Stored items

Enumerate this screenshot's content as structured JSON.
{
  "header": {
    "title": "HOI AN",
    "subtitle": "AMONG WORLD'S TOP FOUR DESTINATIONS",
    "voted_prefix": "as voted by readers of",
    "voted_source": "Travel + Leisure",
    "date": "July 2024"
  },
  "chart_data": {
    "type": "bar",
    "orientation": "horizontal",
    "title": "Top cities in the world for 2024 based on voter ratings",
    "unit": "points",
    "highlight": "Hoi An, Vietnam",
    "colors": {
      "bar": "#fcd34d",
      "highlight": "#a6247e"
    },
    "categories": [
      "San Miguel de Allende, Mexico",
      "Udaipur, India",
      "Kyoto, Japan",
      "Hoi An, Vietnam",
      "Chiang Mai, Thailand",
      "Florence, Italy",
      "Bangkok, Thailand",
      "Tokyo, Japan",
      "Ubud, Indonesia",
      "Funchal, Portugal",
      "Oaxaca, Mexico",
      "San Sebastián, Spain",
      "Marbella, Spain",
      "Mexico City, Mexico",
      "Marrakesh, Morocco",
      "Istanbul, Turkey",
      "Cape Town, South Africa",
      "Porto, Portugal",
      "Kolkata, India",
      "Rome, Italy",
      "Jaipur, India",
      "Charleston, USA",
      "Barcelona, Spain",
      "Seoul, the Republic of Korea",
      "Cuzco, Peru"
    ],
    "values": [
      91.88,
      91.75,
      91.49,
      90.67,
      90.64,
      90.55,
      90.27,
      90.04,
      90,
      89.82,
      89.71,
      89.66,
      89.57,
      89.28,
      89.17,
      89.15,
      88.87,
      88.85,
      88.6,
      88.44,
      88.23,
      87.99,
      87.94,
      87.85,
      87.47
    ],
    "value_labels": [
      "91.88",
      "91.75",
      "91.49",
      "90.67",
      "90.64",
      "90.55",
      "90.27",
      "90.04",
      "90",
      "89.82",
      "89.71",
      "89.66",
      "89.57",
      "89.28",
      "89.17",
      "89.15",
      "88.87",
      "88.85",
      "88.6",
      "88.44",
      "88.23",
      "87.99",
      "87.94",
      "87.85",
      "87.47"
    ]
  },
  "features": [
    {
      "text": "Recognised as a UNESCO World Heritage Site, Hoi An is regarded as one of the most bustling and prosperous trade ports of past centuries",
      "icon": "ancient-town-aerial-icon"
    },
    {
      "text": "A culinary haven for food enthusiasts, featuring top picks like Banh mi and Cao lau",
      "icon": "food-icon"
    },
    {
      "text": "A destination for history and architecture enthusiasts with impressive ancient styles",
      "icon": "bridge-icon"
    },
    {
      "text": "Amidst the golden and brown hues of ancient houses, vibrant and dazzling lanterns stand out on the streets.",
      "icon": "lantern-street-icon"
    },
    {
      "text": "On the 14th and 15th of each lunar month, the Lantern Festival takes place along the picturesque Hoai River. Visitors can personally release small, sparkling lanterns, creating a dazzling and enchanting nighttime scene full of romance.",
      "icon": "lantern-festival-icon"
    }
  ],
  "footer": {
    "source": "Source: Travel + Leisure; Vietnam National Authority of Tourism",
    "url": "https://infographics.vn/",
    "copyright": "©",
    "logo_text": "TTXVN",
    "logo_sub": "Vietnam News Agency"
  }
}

= Short problem =
Exactly reproduce every line of the data above.

= Exercise output =
Enumerate this screenshot's content as structured JSON.
{
  "header": {
    "title": "HOI AN",
    "subtitle": "AMONG WORLD'S TOP FOUR DESTINATIONS",
    "voted_prefix": "as voted by readers of",
    "voted_source": "Travel + Leisure",
    "date": "July 2024"
  },
  "chart_data": {
    "type": "bar",
    "orientation": "horizontal",
    "title": "Top cities in the world for 2024 based on voter ratings",
    "unit": "points",
    "highlight": "Hoi An, Vietnam",
    "colors": {
      "bar": "#fcd34d",
      "highlight": "#a6247e"
    },
    "categories": [
      "San Miguel de Allende, Mexico",
      "Udaipur, India",
      "Kyoto, Japan",
      "Hoi An, Vietnam",
      "Chiang Mai, Thailand",
      "Florence, Italy",
      "Bangkok, Thailand",
      "Tokyo, Japan",
      "Ubud, Indonesia",
      "Funchal, Portugal",
      "Oaxaca, Mexico",
      "San Sebastián, Spain",
      "Marbella, Spain",
      "Mexico City, Mexico",
      "Marrakesh, Morocco",
      "Istanbul, Turkey",
      "Cape Town, South Africa",
      "Porto, Portugal",
      "Kolkata, India",
      "Rome, Italy",
      "Jaipur, India",
      "Charleston, USA",
      "Barcelona, Spain",
      "Seoul, the Republic of Korea",
      "Cuzco, Peru"
    ],
    "values": [
      91.88,
      91.75,
      91.49,
      90.67,
      90.64,
      90.55,
      90.27,
      90.04,
      90,
      89.82,
      89.71,
      89.66,
      89.57,
      89.28,
      89.17,
      89.15,
      88.87,
      88.85,
      88.6,
      88.44,
      88.23,
      87.99,
      87.94,
      87.85,
      87.47
    ],
    "value_labels": [
      "91.88",
      "91.75",
      "91.49",
      "90.67",
      "90.64",
      "90.55",
      "90.27",
      "90.04",
      "90",
      "89.82",
      "89.71",
      "89.66",
      "89.57",
      "89.28",
      "89.17",
      "89.15",
      "88.87",
      "88.85",
      "88.6",
      "88.44",
      "88.23",
      "87.99",
      "87.94",
      "87.85",
      "87.47"
    ]
  },
  "features": [
    {
      "text": "Recognised as a UNESCO World Heritage Site, Hoi An is regarded as one of the most bustling and prosperous trade ports of past centuries",
      "icon": "ancient-town-aerial-icon"
    },
    {
      "text": "A culinary haven for food enthusiasts, featuring top picks like Banh mi and Cao lau",
      "icon": "food-icon"
    },
    {
      "text": "A destination for history and architecture enthusiasts with impressive ancient styles",
      "icon": "bridge-icon"
    },
    {
      "text": "Amidst the golden and brown hues of ancient houses, vibrant and dazzling lanterns stand out on the streets.",
      "icon": "lantern-street-icon"
    },
    {
      "text": "On the 14th and 15th of each lunar month, the Lantern Festival takes place along the picturesque Hoai River. Visitors can personally release small, sparkling lanterns, creating a dazzling and enchanting nighttime scene full of romance.",
      "icon": "lantern-festival-icon"
    }
  ],
  "footer": {
    "source": "Source: Travel + Leisure; Vietnam National Authority of Tourism",
    "url": "https://infographics.vn/",
    "copyright": "©",
    "logo_text": "TTXVN",
    "logo_sub": "Vietnam News Agency"
  }
}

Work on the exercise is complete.